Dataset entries
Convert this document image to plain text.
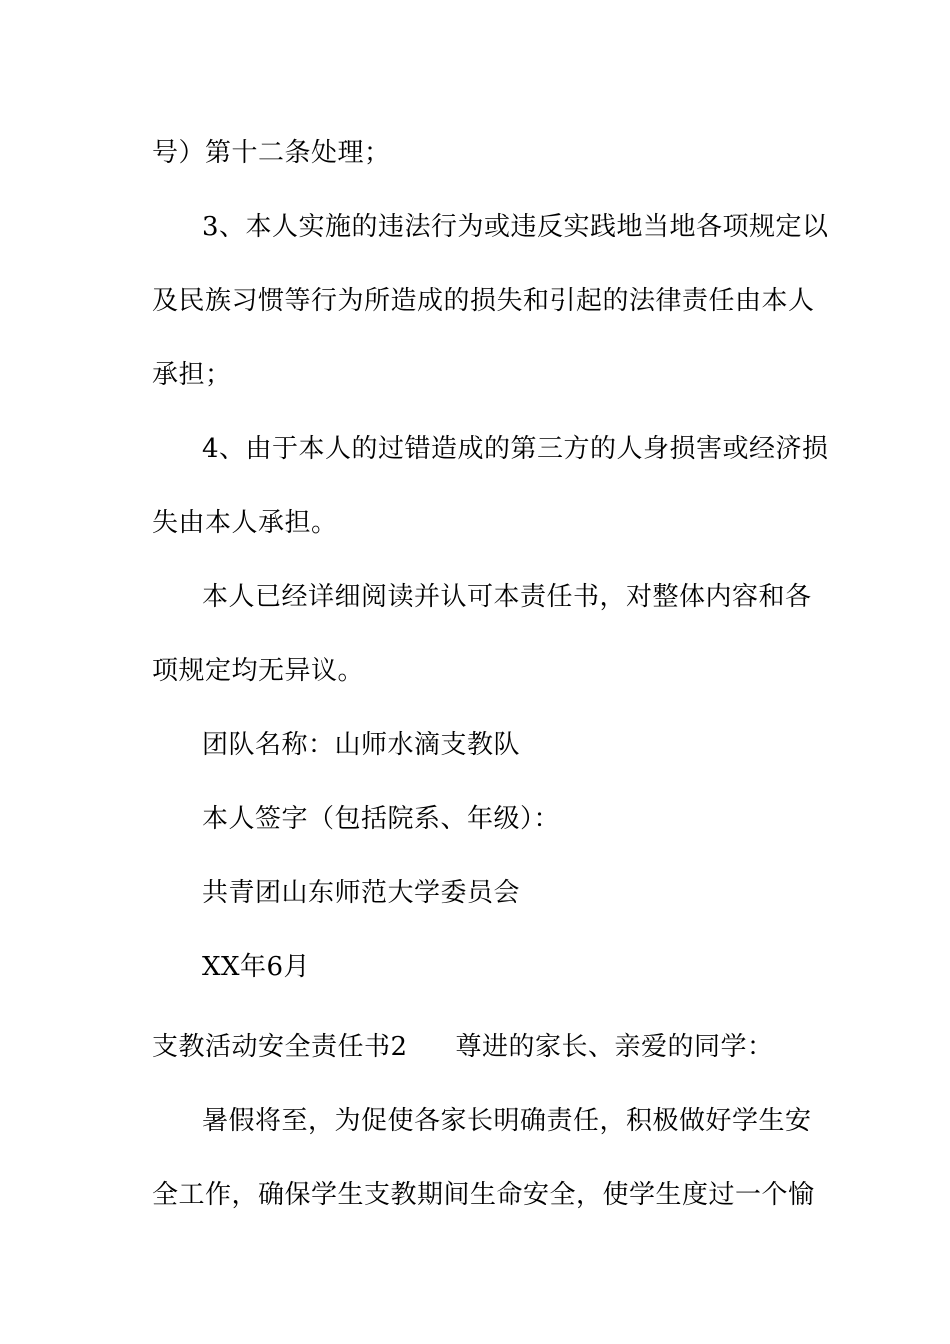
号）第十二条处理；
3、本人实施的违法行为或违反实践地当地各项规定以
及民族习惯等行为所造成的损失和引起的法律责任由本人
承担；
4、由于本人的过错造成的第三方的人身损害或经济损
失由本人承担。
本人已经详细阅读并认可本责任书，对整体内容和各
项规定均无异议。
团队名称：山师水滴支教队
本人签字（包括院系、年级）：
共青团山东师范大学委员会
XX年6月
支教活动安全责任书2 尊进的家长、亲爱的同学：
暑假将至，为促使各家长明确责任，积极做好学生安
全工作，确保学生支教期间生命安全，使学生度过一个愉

* _GIVEN TASK_: Copy each line in full and exactly, omitting any picture.

* _PROBLEM SOLUTION_:
Convert this document image to plain text.
号）第十二条处理；
3、本人实施的违法行为或违反实践地当地各项规定以
及民族习惯等行为所造成的损失和引起的法律责任由本人
承担；
4、由于本人的过错造成的第三方的人身损害或经济损
失由本人承担。
本人已经详细阅读并认可本责任书，对整体内容和各
项规定均无异议。
团队名称：山师水滴支教队
本人签字（包括院系、年级）：
共青团山东师范大学委员会
XX年6月
支教活动安全责任书2 尊进的家长、亲爱的同学：
暑假将至，为促使各家长明确责任，积极做好学生安
全工作，确保学生支教期间生命安全，使学生度过一个愉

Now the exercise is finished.